** start of RECORDS TO USE **
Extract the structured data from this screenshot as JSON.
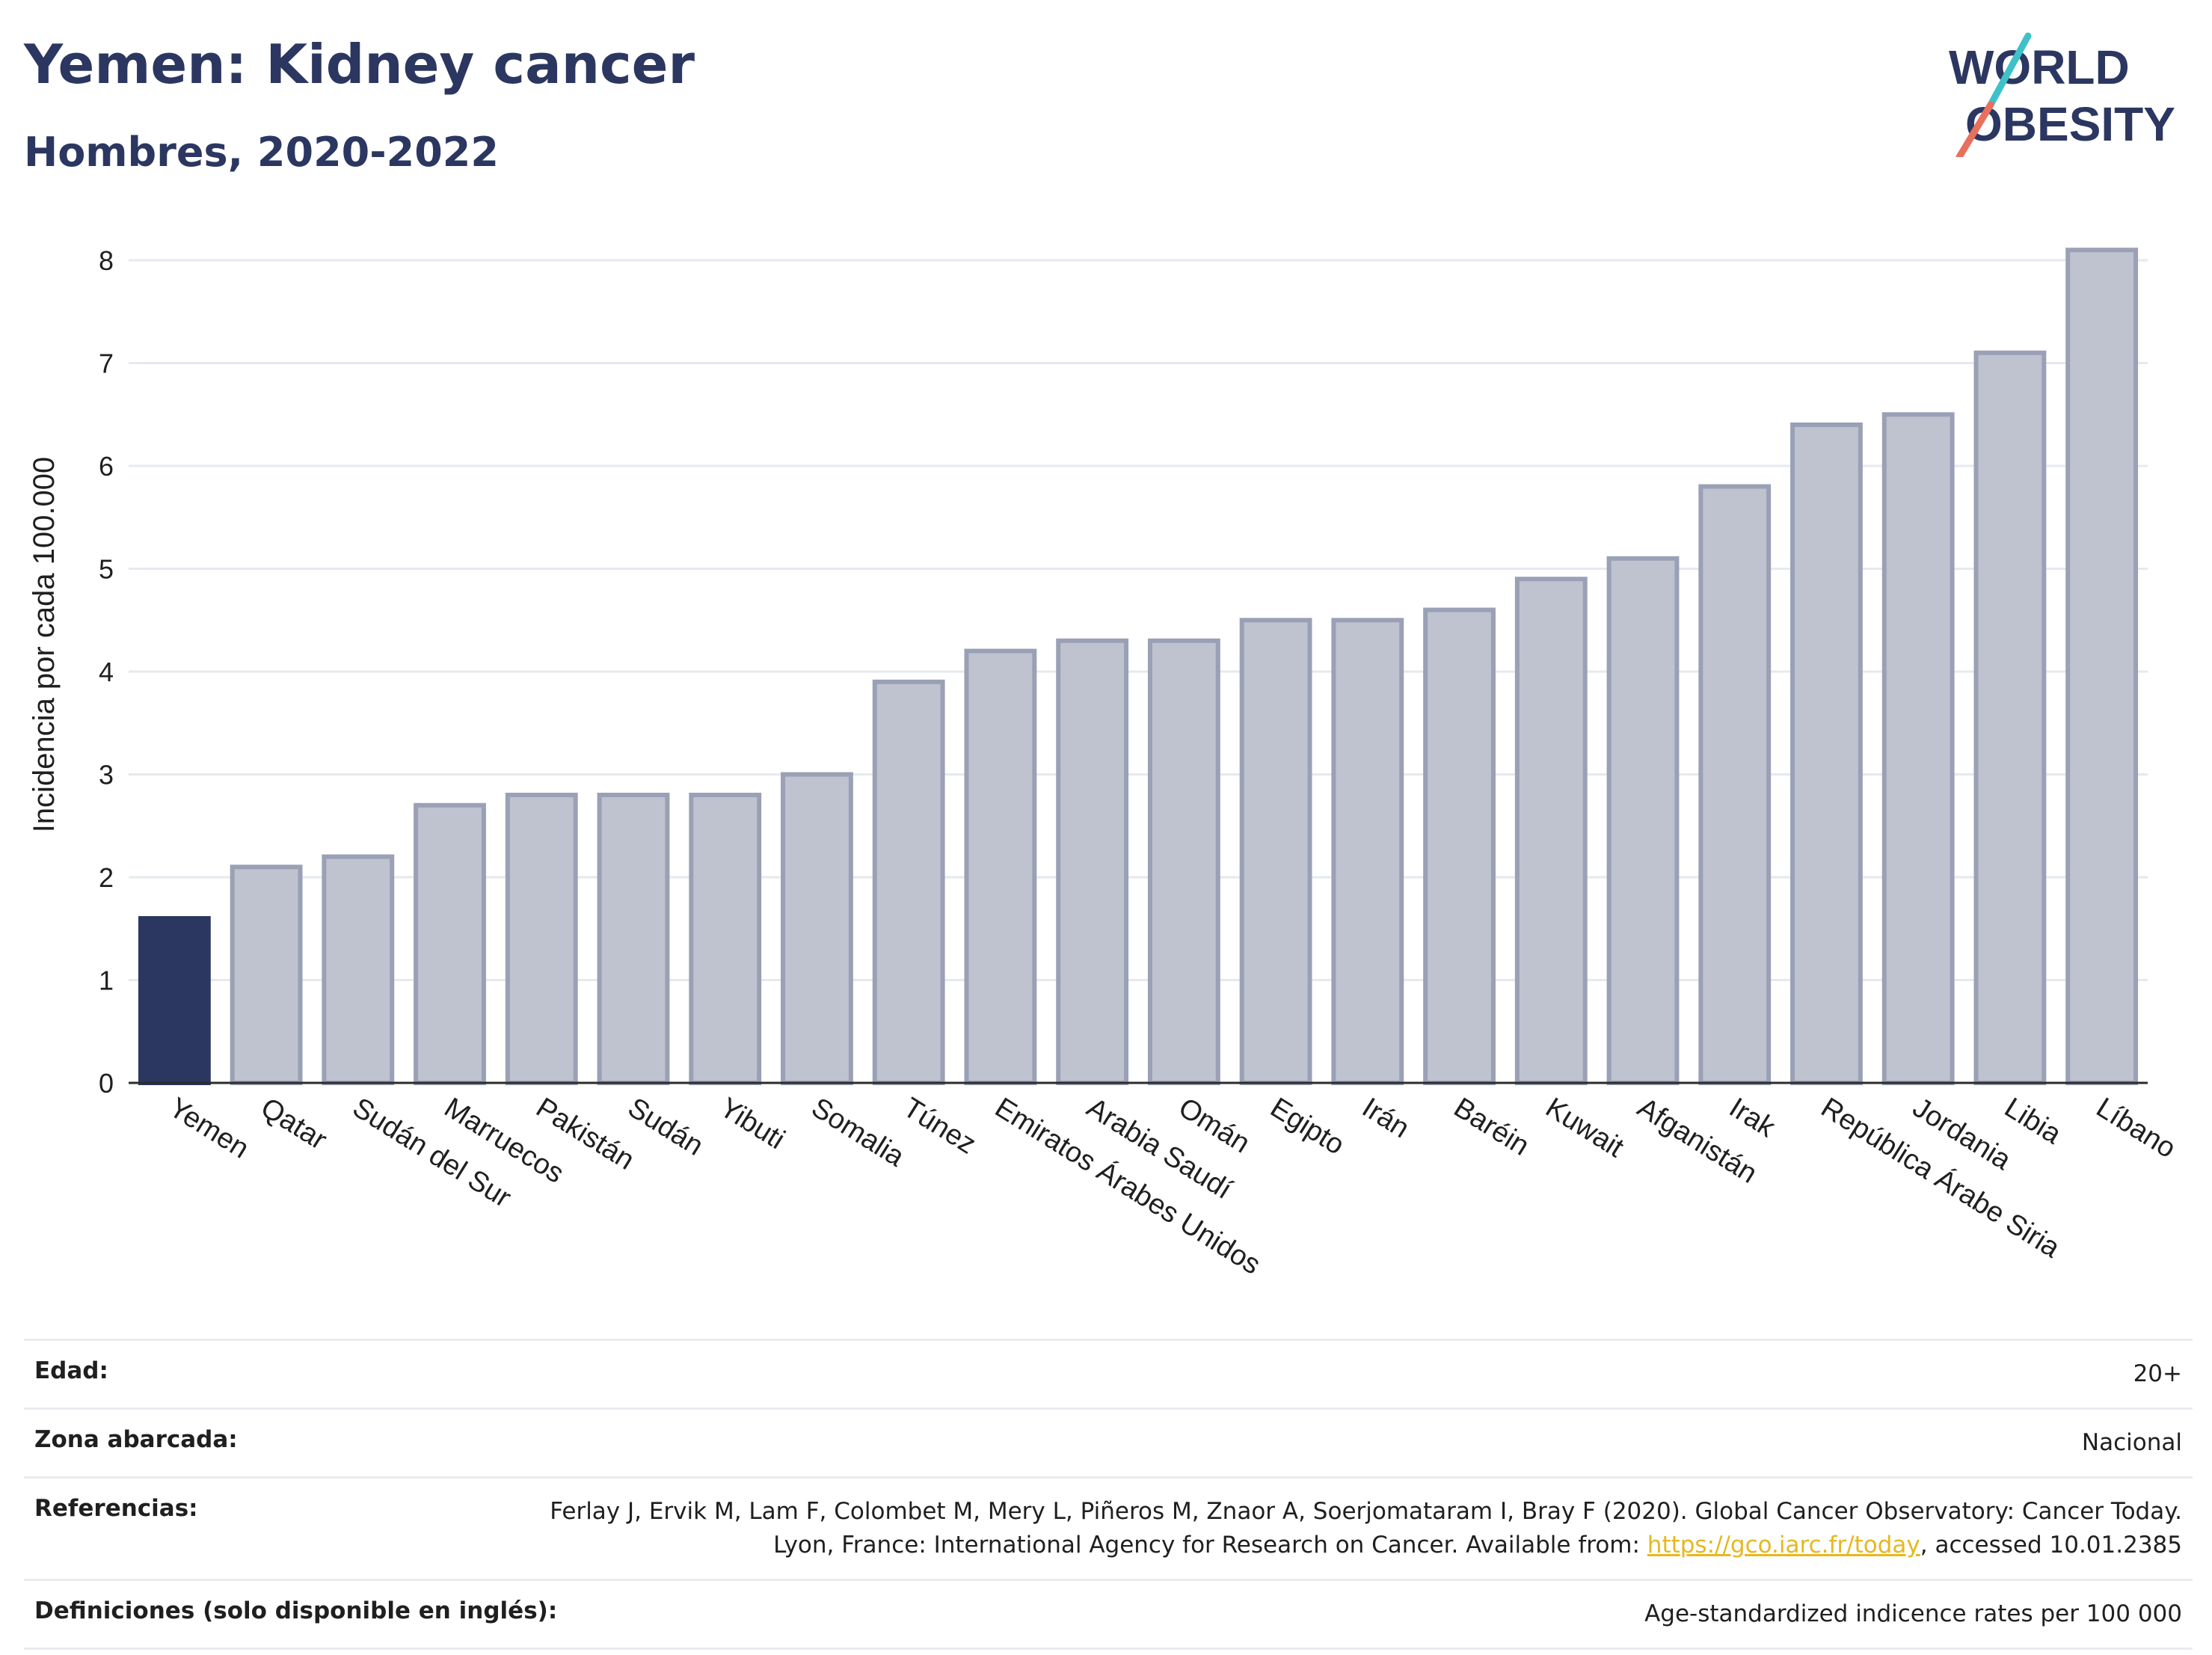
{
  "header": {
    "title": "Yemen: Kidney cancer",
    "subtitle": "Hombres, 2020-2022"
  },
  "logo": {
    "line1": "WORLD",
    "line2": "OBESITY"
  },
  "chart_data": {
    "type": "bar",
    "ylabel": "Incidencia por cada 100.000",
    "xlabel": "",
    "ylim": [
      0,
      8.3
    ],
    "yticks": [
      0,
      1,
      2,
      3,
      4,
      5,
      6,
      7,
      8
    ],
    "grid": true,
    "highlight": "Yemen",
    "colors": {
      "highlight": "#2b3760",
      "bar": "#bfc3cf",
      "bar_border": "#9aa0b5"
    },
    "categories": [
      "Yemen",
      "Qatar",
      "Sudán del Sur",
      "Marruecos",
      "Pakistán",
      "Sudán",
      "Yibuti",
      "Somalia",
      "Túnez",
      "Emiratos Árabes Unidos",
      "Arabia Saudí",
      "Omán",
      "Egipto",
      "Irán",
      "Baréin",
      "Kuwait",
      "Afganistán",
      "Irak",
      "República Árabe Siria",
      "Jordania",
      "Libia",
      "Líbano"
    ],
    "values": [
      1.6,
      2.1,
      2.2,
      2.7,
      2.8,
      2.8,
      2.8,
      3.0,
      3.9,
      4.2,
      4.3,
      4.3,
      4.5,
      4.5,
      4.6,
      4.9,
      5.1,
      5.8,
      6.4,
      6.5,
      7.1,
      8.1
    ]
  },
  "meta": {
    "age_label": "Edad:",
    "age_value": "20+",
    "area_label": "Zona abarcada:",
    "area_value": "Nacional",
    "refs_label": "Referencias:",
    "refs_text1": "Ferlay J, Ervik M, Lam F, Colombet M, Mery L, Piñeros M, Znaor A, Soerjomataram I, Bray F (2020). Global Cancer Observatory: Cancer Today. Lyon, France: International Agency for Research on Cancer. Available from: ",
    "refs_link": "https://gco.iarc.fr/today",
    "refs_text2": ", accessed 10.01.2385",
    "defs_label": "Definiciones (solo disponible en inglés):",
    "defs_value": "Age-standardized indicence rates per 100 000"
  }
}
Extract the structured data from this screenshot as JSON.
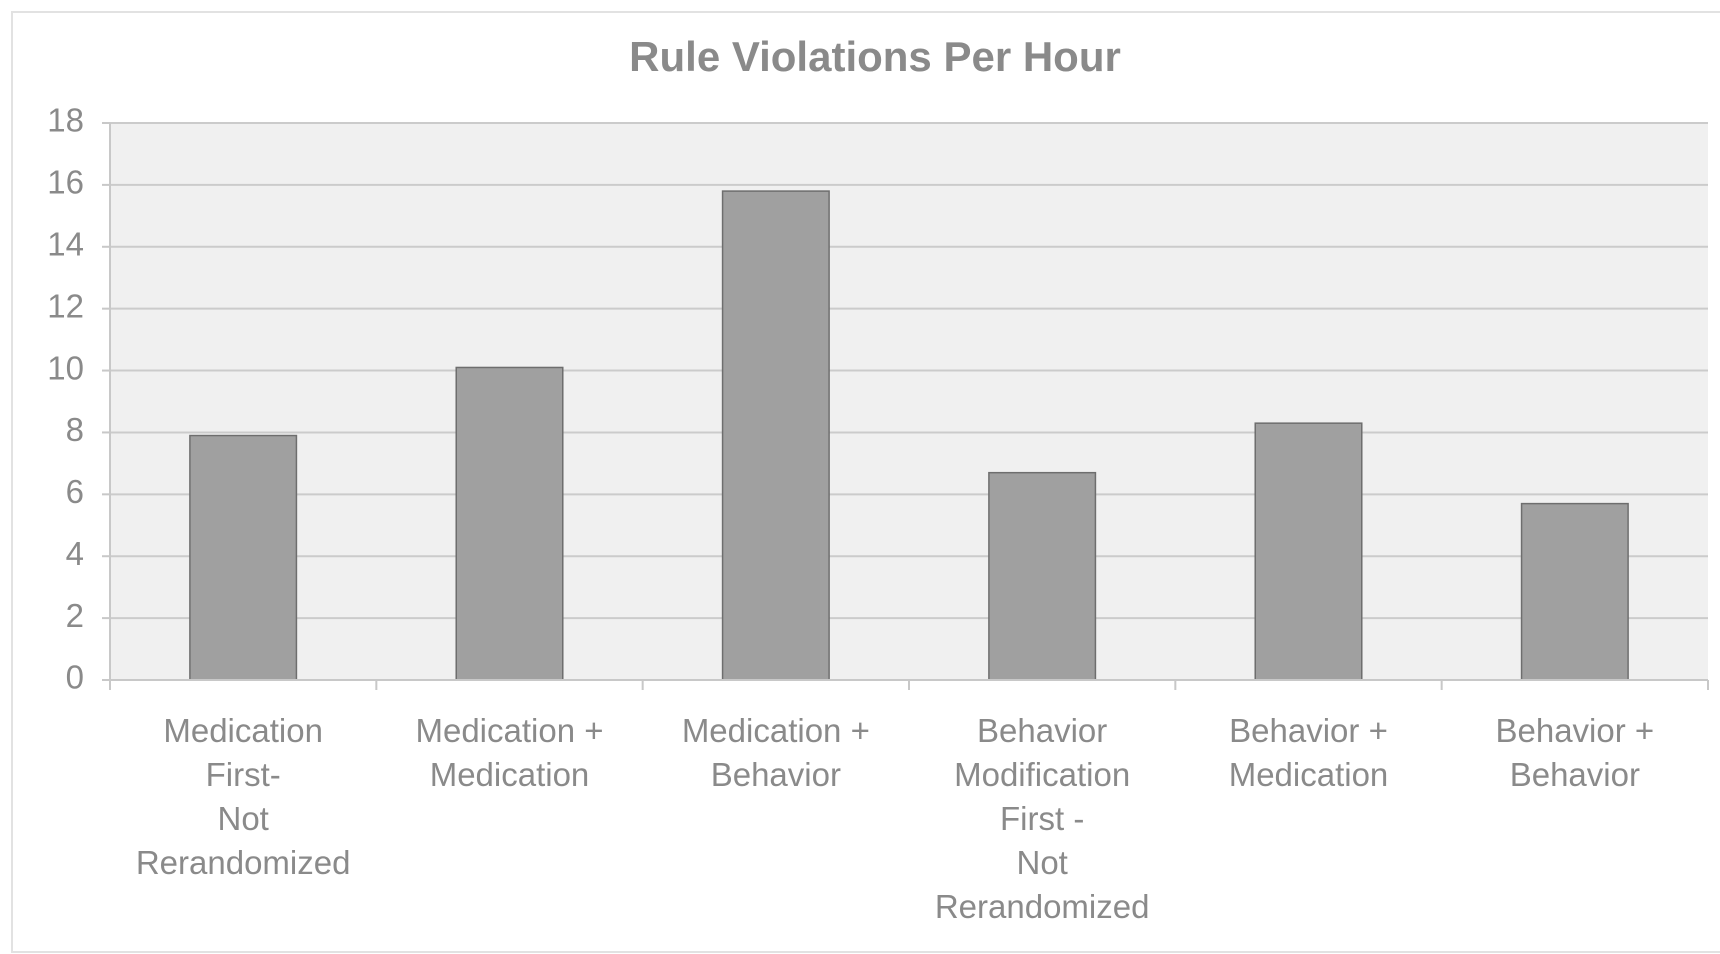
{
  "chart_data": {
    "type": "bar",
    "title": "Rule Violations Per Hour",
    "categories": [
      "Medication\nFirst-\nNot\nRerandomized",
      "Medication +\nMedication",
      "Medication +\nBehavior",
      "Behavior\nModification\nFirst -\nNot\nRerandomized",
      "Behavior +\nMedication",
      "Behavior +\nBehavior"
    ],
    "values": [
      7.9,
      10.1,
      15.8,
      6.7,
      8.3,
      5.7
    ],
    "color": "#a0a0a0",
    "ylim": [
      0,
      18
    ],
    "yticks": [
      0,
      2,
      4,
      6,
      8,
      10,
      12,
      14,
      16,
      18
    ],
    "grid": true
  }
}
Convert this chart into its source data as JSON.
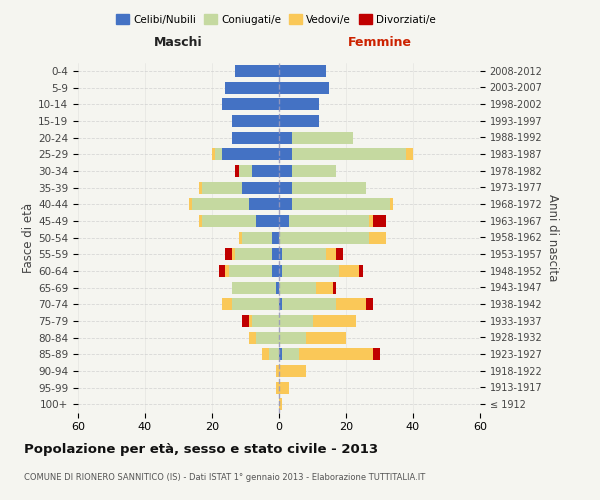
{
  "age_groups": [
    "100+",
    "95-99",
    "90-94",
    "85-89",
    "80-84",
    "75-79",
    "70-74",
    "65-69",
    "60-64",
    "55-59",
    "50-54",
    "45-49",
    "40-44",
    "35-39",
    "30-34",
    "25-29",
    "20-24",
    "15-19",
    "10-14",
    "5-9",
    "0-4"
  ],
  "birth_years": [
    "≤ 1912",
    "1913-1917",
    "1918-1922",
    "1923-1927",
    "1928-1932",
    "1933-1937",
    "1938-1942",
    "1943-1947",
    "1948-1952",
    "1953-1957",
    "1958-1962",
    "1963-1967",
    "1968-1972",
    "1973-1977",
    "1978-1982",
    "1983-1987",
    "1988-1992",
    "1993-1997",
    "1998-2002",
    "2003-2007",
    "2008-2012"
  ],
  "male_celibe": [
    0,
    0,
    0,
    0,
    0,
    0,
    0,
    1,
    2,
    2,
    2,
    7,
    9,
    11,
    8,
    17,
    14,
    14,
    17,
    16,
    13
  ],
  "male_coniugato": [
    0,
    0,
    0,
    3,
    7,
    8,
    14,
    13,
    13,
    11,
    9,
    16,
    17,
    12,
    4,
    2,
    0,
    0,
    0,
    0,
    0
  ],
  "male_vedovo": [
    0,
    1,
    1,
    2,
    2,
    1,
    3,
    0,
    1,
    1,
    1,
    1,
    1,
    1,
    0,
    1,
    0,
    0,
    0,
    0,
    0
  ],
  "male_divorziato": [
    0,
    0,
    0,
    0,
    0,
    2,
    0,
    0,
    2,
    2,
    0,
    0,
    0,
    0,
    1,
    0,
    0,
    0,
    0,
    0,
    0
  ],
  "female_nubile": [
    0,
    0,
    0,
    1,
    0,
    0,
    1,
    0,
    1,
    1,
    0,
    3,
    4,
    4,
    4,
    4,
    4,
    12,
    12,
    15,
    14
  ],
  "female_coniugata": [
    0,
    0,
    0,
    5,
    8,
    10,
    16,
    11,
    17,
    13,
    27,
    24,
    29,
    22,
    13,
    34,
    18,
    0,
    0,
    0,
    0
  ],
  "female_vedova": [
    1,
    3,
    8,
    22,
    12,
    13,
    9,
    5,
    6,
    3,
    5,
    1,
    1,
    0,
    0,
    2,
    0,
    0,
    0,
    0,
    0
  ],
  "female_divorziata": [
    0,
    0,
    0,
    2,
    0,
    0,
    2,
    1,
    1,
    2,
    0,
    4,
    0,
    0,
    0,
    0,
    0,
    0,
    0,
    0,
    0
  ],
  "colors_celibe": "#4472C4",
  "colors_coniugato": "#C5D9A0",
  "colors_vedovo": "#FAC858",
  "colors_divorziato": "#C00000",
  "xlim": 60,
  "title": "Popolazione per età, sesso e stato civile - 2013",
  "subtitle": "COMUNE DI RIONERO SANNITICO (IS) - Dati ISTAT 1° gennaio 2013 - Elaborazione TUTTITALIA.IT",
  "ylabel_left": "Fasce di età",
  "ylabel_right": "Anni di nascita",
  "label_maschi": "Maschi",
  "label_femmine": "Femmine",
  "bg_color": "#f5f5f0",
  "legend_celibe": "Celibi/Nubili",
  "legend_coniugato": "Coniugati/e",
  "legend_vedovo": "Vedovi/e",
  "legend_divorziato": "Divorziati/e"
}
** end of RECORDS TO USE **
### TASK PROMPT
Keep every word of the data as it is when you write it out, but drop the pictures.

### OUTPUT FOR THIS TASK
Extract the structured data from this screenshot as JSON.
{
  "header": {
    "title": "Yemen: Kidney cancer",
    "subtitle": "Hombres, 2020-2022"
  },
  "logo": {
    "line1": "WORLD",
    "line2": "OBESITY"
  },
  "chart_data": {
    "type": "bar",
    "ylabel": "Incidencia por cada 100.000",
    "xlabel": "",
    "ylim": [
      0,
      8.3
    ],
    "yticks": [
      0,
      1,
      2,
      3,
      4,
      5,
      6,
      7,
      8
    ],
    "grid": true,
    "highlight": "Yemen",
    "colors": {
      "highlight": "#2b3760",
      "bar": "#bfc3cf",
      "bar_border": "#9aa0b5"
    },
    "categories": [
      "Yemen",
      "Qatar",
      "Sudán del Sur",
      "Marruecos",
      "Pakistán",
      "Sudán",
      "Yibuti",
      "Somalia",
      "Túnez",
      "Emiratos Árabes Unidos",
      "Arabia Saudí",
      "Omán",
      "Egipto",
      "Irán",
      "Baréin",
      "Kuwait",
      "Afganistán",
      "Irak",
      "República Árabe Siria",
      "Jordania",
      "Libia",
      "Líbano"
    ],
    "values": [
      1.6,
      2.1,
      2.2,
      2.7,
      2.8,
      2.8,
      2.8,
      3.0,
      3.9,
      4.2,
      4.3,
      4.3,
      4.5,
      4.5,
      4.6,
      4.9,
      5.1,
      5.8,
      6.4,
      6.5,
      7.1,
      8.1
    ]
  },
  "meta": {
    "age_label": "Edad:",
    "age_value": "20+",
    "area_label": "Zona abarcada:",
    "area_value": "Nacional",
    "refs_label": "Referencias:",
    "refs_text1": "Ferlay J, Ervik M, Lam F, Colombet M, Mery L, Piñeros M, Znaor A, Soerjomataram I, Bray F (2020). Global Cancer Observatory: Cancer Today. Lyon, France: International Agency for Research on Cancer. Available from: ",
    "refs_link": "https://gco.iarc.fr/today",
    "refs_text2": ", accessed 10.01.2385",
    "defs_label": "Definiciones (solo disponible en inglés):",
    "defs_value": "Age-standardized indicence rates per 100 000"
  }
}
Extract the structured data from this screenshot as JSON.
{
  "chart_data": {
    "type": "bar",
    "title": "Rule Violations Per Hour",
    "categories": [
      "Medication\nFirst-\nNot\nRerandomized",
      "Medication +\nMedication",
      "Medication +\nBehavior",
      "Behavior\nModification\nFirst -\nNot\nRerandomized",
      "Behavior +\nMedication",
      "Behavior +\nBehavior"
    ],
    "values": [
      7.9,
      10.1,
      15.8,
      6.7,
      8.3,
      5.7
    ],
    "color": "#a0a0a0",
    "ylim": [
      0,
      18
    ],
    "yticks": [
      0,
      2,
      4,
      6,
      8,
      10,
      12,
      14,
      16,
      18
    ],
    "grid": true
  }
}
Convert this chart into its source data as JSON.
{
  "age_groups": [
    "100+",
    "95-99",
    "90-94",
    "85-89",
    "80-84",
    "75-79",
    "70-74",
    "65-69",
    "60-64",
    "55-59",
    "50-54",
    "45-49",
    "40-44",
    "35-39",
    "30-34",
    "25-29",
    "20-24",
    "15-19",
    "10-14",
    "5-9",
    "0-4"
  ],
  "birth_years": [
    "≤ 1912",
    "1913-1917",
    "1918-1922",
    "1923-1927",
    "1928-1932",
    "1933-1937",
    "1938-1942",
    "1943-1947",
    "1948-1952",
    "1953-1957",
    "1958-1962",
    "1963-1967",
    "1968-1972",
    "1973-1977",
    "1978-1982",
    "1983-1987",
    "1988-1992",
    "1993-1997",
    "1998-2002",
    "2003-2007",
    "2008-2012"
  ],
  "male_celibe": [
    0,
    0,
    0,
    0,
    0,
    0,
    0,
    1,
    2,
    2,
    2,
    7,
    9,
    11,
    8,
    17,
    14,
    14,
    17,
    16,
    13
  ],
  "male_coniugato": [
    0,
    0,
    0,
    3,
    7,
    8,
    14,
    13,
    13,
    11,
    9,
    16,
    17,
    12,
    4,
    2,
    0,
    0,
    0,
    0,
    0
  ],
  "male_vedovo": [
    0,
    1,
    1,
    2,
    2,
    1,
    3,
    0,
    1,
    1,
    1,
    1,
    1,
    1,
    0,
    1,
    0,
    0,
    0,
    0,
    0
  ],
  "male_divorziato": [
    0,
    0,
    0,
    0,
    0,
    2,
    0,
    0,
    2,
    2,
    0,
    0,
    0,
    0,
    1,
    0,
    0,
    0,
    0,
    0,
    0
  ],
  "female_nubile": [
    0,
    0,
    0,
    1,
    0,
    0,
    1,
    0,
    1,
    1,
    0,
    3,
    4,
    4,
    4,
    4,
    4,
    12,
    12,
    15,
    14
  ],
  "female_coniugata": [
    0,
    0,
    0,
    5,
    8,
    10,
    16,
    11,
    17,
    13,
    27,
    24,
    29,
    22,
    13,
    34,
    18,
    0,
    0,
    0,
    0
  ],
  "female_vedova": [
    1,
    3,
    8,
    22,
    12,
    13,
    9,
    5,
    6,
    3,
    5,
    1,
    1,
    0,
    0,
    2,
    0,
    0,
    0,
    0,
    0
  ],
  "female_divorziata": [
    0,
    0,
    0,
    2,
    0,
    0,
    2,
    1,
    1,
    2,
    0,
    4,
    0,
    0,
    0,
    0,
    0,
    0,
    0,
    0,
    0
  ],
  "colors_celibe": "#4472C4",
  "colors_coniugato": "#C5D9A0",
  "colors_vedovo": "#FAC858",
  "colors_divorziato": "#C00000",
  "xlim": 60,
  "title": "Popolazione per età, sesso e stato civile - 2013",
  "subtitle": "COMUNE DI RIONERO SANNITICO (IS) - Dati ISTAT 1° gennaio 2013 - Elaborazione TUTTITALIA.IT",
  "ylabel_left": "Fasce di età",
  "ylabel_right": "Anni di nascita",
  "label_maschi": "Maschi",
  "label_femmine": "Femmine",
  "bg_color": "#f5f5f0",
  "legend_celibe": "Celibi/Nubili",
  "legend_coniugato": "Coniugati/e",
  "legend_vedovo": "Vedovi/e",
  "legend_divorziato": "Divorziati/e"
}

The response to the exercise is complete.